Your objective: Search the listing for "мягкий" and copy every line where it appears.

────────────────

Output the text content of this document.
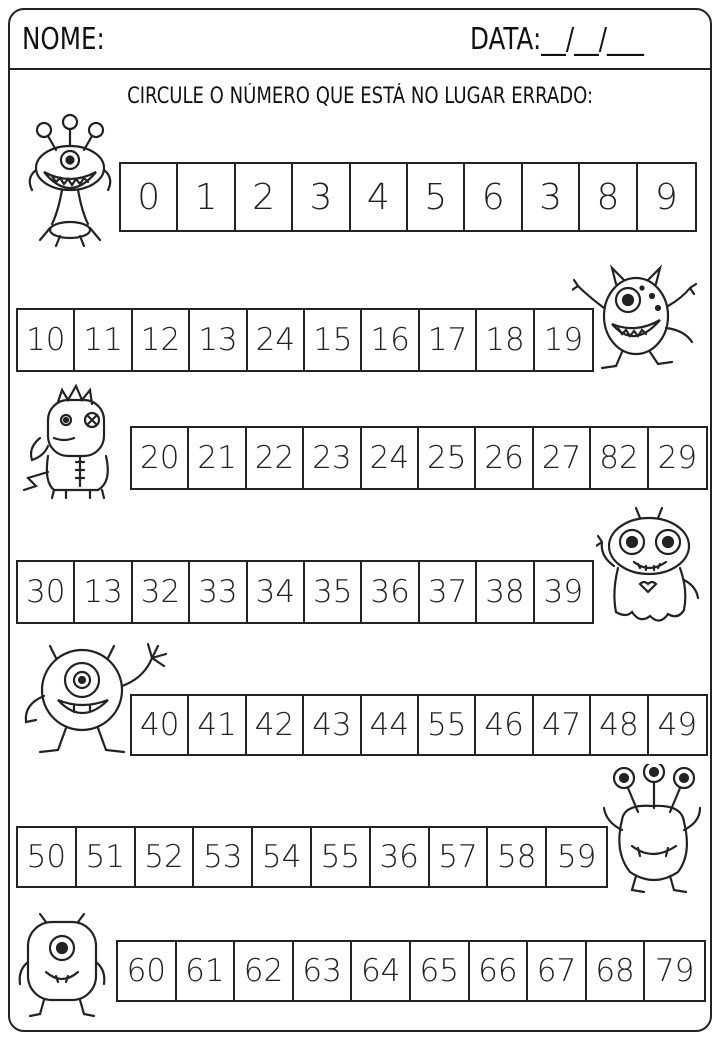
NOME:	DATA:__/__/___
CIRCULE O NÚMERO QUE ESTÁ NO LUGAR ERRADO:
0 1 2 3 4 5 6 3 8 9
10 11 12 13 24 15 16 17 18 19
20 21 22 23 24 25 26 27 82 29
30 13 32 33 34 35 36 37 38 39
40 41 42 43 44 55 46 47 48 49
50 51 52 53 54 55 36 57 58 59
60 61 62 63 64 65 66 67 68 79
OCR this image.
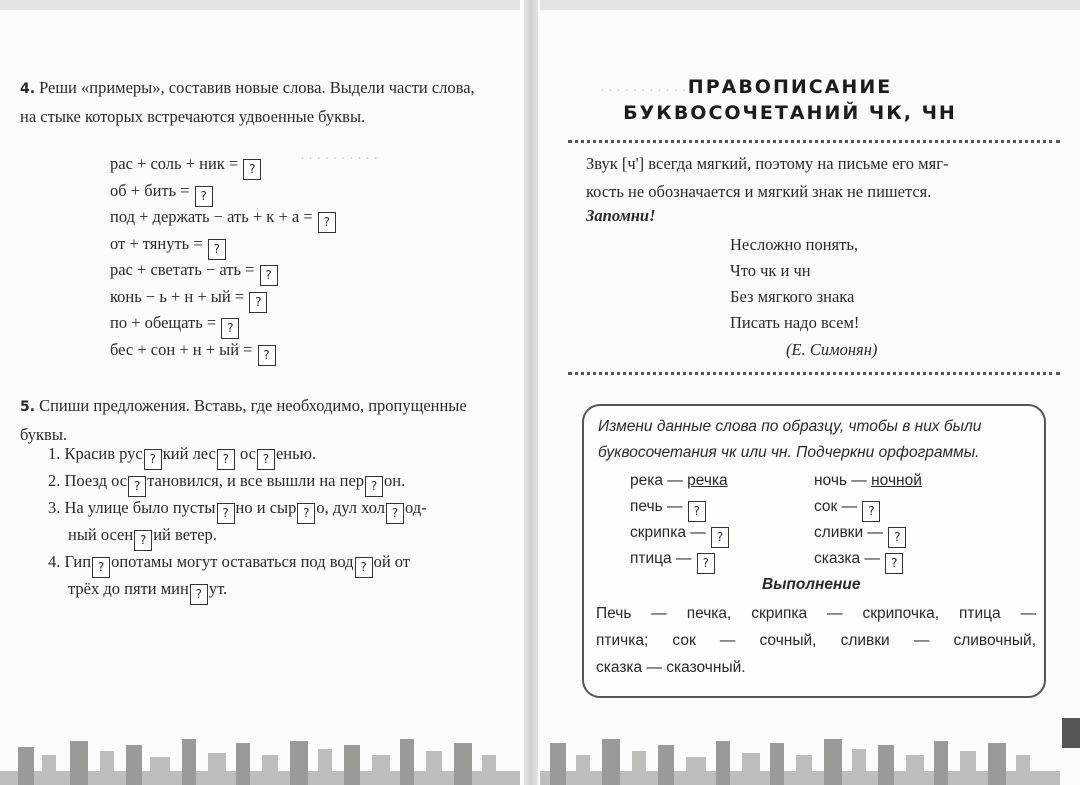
· · · · · · · · · ·
· · · · · · · · · · · · · ·
4. Реши «примеры», составив новые слова. Выдели части слова, на стыке которых встречаются удвоенные буквы.
рас + соль + ник = ?
об + бить = ?
под + держать − ать + к + а = ?
от + тянуть = ?
рас + светать − ать = ?
конь − ь + н + ый = ?
по + обещать = ?
бес + сон + н + ый = ?
5. Спиши предложения. Вставь, где необходимо, пропущенные буквы.
1. Красив рус ? кий лес ? ос ? енью.
2. Поезд ос ? тановился, и все вышли на пер ? он.
3. На улице было пусты ? но и сыр ? о, дул хол ? од-
ный осен ? ий ветер.
4. Гип ? опотамы могут оставаться под вод ? ой от
трёх до пяти мин ? ут.
ПРАВОПИСАНИЕ
БУКВОСОЧЕТАНИЙ ЧК, ЧН
Звук [ч'] всегда мягкий, поэтому на письме его мяг-
кость не обозначается и мягкий знак не пишется.
Запомни!
Несложно понять,
Что чк и чн
Без мягкого знака
Писать надо всем!
(Е. Симонян)
Измени данные слова по образцу, чтобы в них были
буквосочетания чк или чн. Подчеркни орфограммы.
река — речка
печь — ?
скрипка — ?
птица — ?
ночь — ночной
сок — ?
сливки — ?
сказка — ?
Выполнение
Печь — печка, скрипка — скрипочка, птица —
птичка; сок — сочный, сливки — сливочный,
сказка — сказочный.
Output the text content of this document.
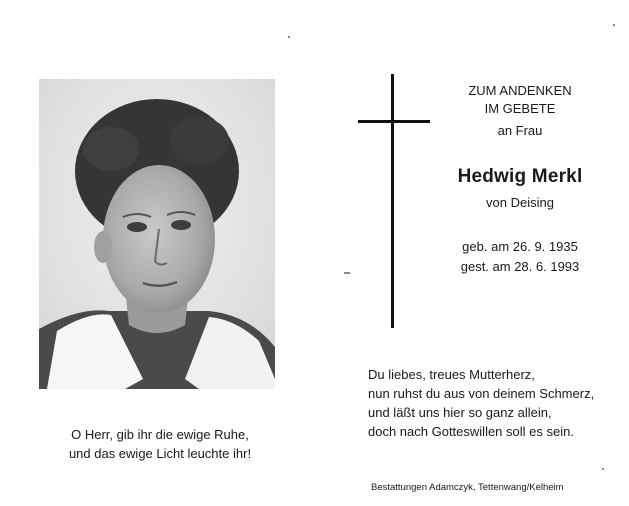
O Herr, gib ihr die ewige Ruhe,
und das ewige Licht leuchte ihr!
ZUM ANDENKEN
IM GEBETE
an Frau
Hedwig Merkl
von Deising
geb. am 26. 9. 1935
gest. am 28. 6. 1993
Du liebes, treues Mutterherz,
nun ruhst du aus von deinem Schmerz,
und läßt uns hier so ganz allein,
doch nach Gotteswillen soll es sein.
Bestattungen Adamczyk, Tettenwang/Kelheim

────────────────

Task result:
Звук [ч'] всегда мягкий, поэтому на письме его мяг-
кость не обозначается и мягкий знак не пишется.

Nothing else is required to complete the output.